* [Task requirements]: In the listing below, locate the lines that hold "Patric" and copy them.

* [Materials provided]:
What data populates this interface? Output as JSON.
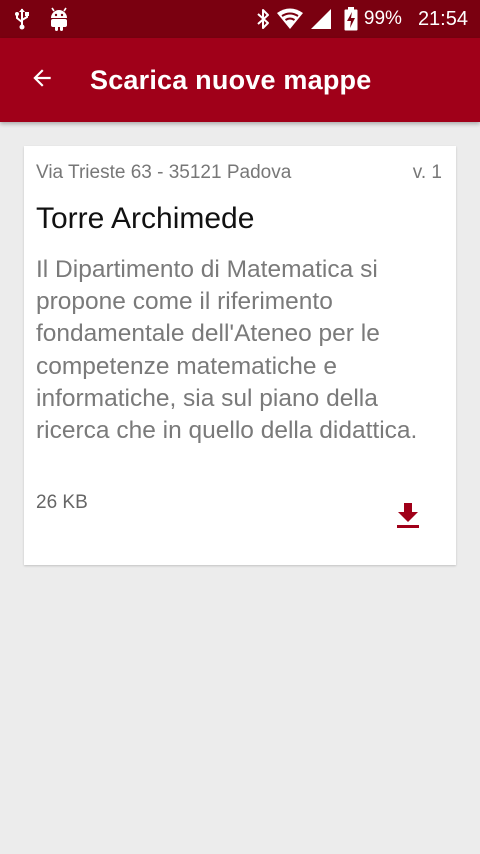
{
  "status_bar": {
    "battery_percent": "99%",
    "time": "21:54",
    "icons": [
      "usb-icon",
      "android-icon",
      "bluetooth-icon",
      "wifi-icon",
      "cell-signal-icon",
      "battery-charging-icon"
    ]
  },
  "app_bar": {
    "title": "Scarica nuove mappe",
    "back_icon": "arrow-back-icon"
  },
  "map_card": {
    "address": "Via Trieste 63 - 35121 Padova",
    "version": "v. 1",
    "title": "Torre Archimede",
    "description": "Il Dipartimento di Matematica si propone come il riferimento fondamentale dell'Ateneo per le competenze matematiche e informatiche, sia sul piano della ricerca che in quello della didattica.",
    "size": "26 KB",
    "download_icon": "download-icon"
  },
  "colors": {
    "status_bar": "#7a0010",
    "app_bar": "#a00019",
    "accent": "#a00019",
    "background": "#ececec"
  }
}
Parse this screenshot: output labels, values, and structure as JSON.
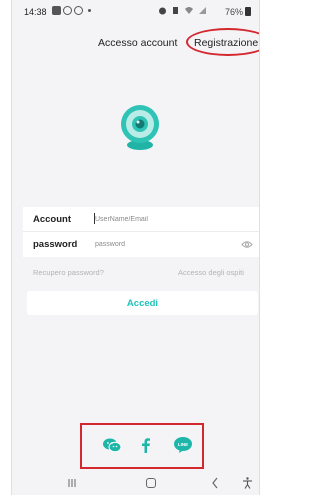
{
  "status_bar": {
    "time": "14:38",
    "battery": "76%"
  },
  "header": {
    "title": "Accesso account",
    "register_link": "Registrazione"
  },
  "form": {
    "account_label": "Account",
    "account_placeholder": "UserName/Email",
    "password_label": "password",
    "password_placeholder": "password"
  },
  "links": {
    "recover_password": "Recupero password?",
    "guest_access": "Accesso degli ospiti"
  },
  "login_button": "Accedi",
  "social_login": [
    "wechat-icon",
    "facebook-icon",
    "line-icon"
  ],
  "line_icon_text": "LINE",
  "colors": {
    "accent": "#1ec2b8",
    "highlight": "#d2282e",
    "wechat": "#1db6a9",
    "facebook": "#1db6a9",
    "line": "#1db6a9"
  }
}
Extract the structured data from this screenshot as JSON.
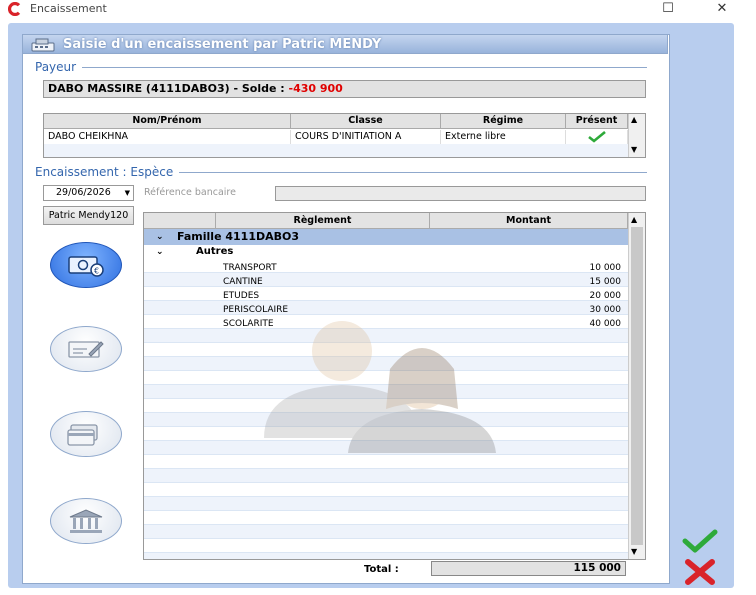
{
  "window": {
    "title": "Encaissement",
    "maximize_glyph": "☐",
    "close_glyph": "✕"
  },
  "panel": {
    "title": "Saisie d'un encaissement par Patric MENDY"
  },
  "payer": {
    "section_title": "Payeur",
    "text": "DABO MASSIRE (4111DABO3) - Solde :",
    "balance": "-430 900"
  },
  "students": {
    "columns": [
      "Nom/Prénom",
      "Classe",
      "Régime",
      "Présent"
    ],
    "rows": [
      {
        "name": "DABO CHEIKHNA",
        "classe": "COURS D'INITIATION A",
        "regime": "Externe libre",
        "present": true
      }
    ]
  },
  "encaissement": {
    "section_title": "Encaissement : Espèce",
    "date": "29/06/2026",
    "reference_label": "Référence bancaire",
    "reference_value": "",
    "user_button": "Patric Mendy120"
  },
  "payment_modes": [
    {
      "name": "cash-icon",
      "active": true
    },
    {
      "name": "cheque-icon",
      "active": false
    },
    {
      "name": "card-icon",
      "active": false
    },
    {
      "name": "bank-icon",
      "active": false
    }
  ],
  "reglements": {
    "columns": [
      "Règlement",
      "Montant"
    ],
    "group": "Famille 4111DABO3",
    "subgroup": "Autres",
    "lines": [
      {
        "label": "TRANSPORT",
        "amount": "10 000"
      },
      {
        "label": "CANTINE",
        "amount": "15 000"
      },
      {
        "label": "ETUDES",
        "amount": "20 000"
      },
      {
        "label": "PERISCOLAIRE",
        "amount": "30 000"
      },
      {
        "label": "SCOLARITE",
        "amount": "40 000"
      }
    ]
  },
  "total": {
    "label": "Total :",
    "value": "115 000"
  },
  "colors": {
    "accent": "#3466ad",
    "header": "#98b3db",
    "negative": "#e00000",
    "ok": "#2eaa3a",
    "cancel": "#d9232a"
  }
}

* [Answer to the exercise]:
    "title": "Saisie d'un encaissement par Patric MENDY"
    "user_button": "Patric Mendy120"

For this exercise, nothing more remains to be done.